Optimization: In Memory Tables

Loading PGD tables in memory, if indexed properly, will greatly outperform on-disk tables. It is a solution dependent on a capable enough server.

Indexing Memory Tables

Memory tables will only outperform a properly indexed on-disk table if it is also indexed. Above a certain threshold a full table scan of a memory table is still slower than a binary search of an index, even when it is on disk.

Memory tables support indexing, but mysql does not correctly index when using btree. Btree is the default for on-disk tables, and is generally faster than a Hash index. however, mysql will generate an empty index when btree is used with memory tables. This means that any table joined with a memory table must also be in memory.

Parallelization of Queries

Memory addresses can be read by multiple threads simultaneously, unlike disks which require seeking back and forth. Without seek times to slow down simultaneous reads, multiple queries can be run on an in memory table at the same time. This can reduce the time required for a query to the longest in the set of queries

Diagram

Note that this becomes a limitation of CPU cores and the number of concurrent threads the server is capable of handling.

STATED GOAL A — In the in-memory tables page, take the part that opens with the words "Loading PGD tables" and closes with "is on disk.", and change "full table scan" to "sequential scan".
STATED GOAL B — According to the in-memory tables page, what does mysql generate when btree is used with memory tables?
STATED GOAL C — Please continue the in-memory tables page from where it stops.
You won't need any of the material.

(Some records)
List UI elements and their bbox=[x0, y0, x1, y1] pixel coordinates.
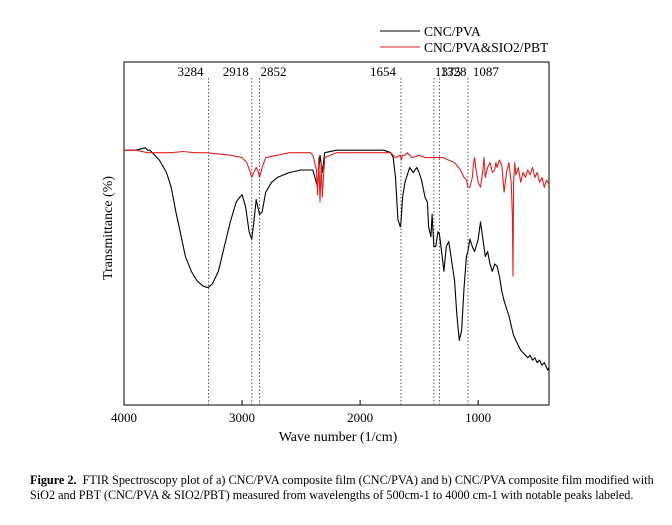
peak-label-1087: 1087 bbox=[473, 64, 500, 79]
peak-label-2852: 2852 bbox=[261, 64, 287, 79]
y-axis-title: Transmittance (%) bbox=[101, 176, 116, 280]
legend-label-cnc-pva-sio2-pbt: CNC/PVA&SIO2/PBT bbox=[424, 40, 549, 55]
x-tick-label-4000: 4000 bbox=[111, 410, 137, 425]
figure-caption-label: Figure 2. bbox=[30, 473, 77, 487]
peak-label-3284: 3284 bbox=[178, 64, 205, 79]
figure-caption: Figure 2. FTIR Spectroscopy plot of a) C… bbox=[30, 473, 660, 503]
ftir-chart: CNC/PVA CNC/PVA&SIO2/PBT 3284 2918 2852 165… bbox=[101, 24, 550, 445]
series-line-cnc-pva bbox=[124, 147, 550, 371]
series-line-cnc-pva-sio2-pbt bbox=[124, 149, 550, 277]
figure-caption-text: FTIR Spectroscopy plot of a) CNC/PVA com… bbox=[30, 473, 654, 502]
legend: CNC/PVA CNC/PVA&SIO2/PBT bbox=[380, 24, 549, 55]
x-axis-title: Wave number (1/cm) bbox=[279, 430, 398, 445]
peak-label-1375: 1375 bbox=[435, 64, 461, 79]
plot-area-frame bbox=[123, 61, 550, 406]
peak-label-1328: 1328 bbox=[440, 64, 466, 79]
legend-label-cnc-pva: CNC/PVA bbox=[424, 24, 481, 39]
series-lines bbox=[124, 147, 550, 371]
peak-label-1654: 1654 bbox=[370, 64, 397, 79]
peak-label-2918: 2918 bbox=[223, 64, 249, 79]
x-axis-ticks: 4000 3000 2000 1000 bbox=[111, 400, 491, 425]
x-tick-label-2000: 2000 bbox=[347, 410, 373, 425]
x-tick-label-3000: 3000 bbox=[229, 410, 255, 425]
x-tick-label-1000: 1000 bbox=[465, 410, 491, 425]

WRITTEN ANSWER A —
Loading PGD tables in memory, if indexed properly, will greatly outperform on-disk tables. It is a solution dependent on a capable enough server.

Indexing Memory Tables

Memory tables will only outperform a properly indexed on-disk table if it is also indexed. Above a certain threshold a sequential scan of a memory table is still slower than a binary search of an index, even when it is on disk.

WRITTEN ANSWER B — An empty index.

WRITTEN ANSWER C —
Startup and Django Configuration Issues

Memory tables do not persist through mysql restarts. They must be recreated and indexed every time the server starts. This needs to be automated so that when the server first starts it is able to check and create the tables if needed.

Django must also be told what this special table is. The choices are:

  • rename the table during the creation process. It might be impossible to determine the state of the tables though.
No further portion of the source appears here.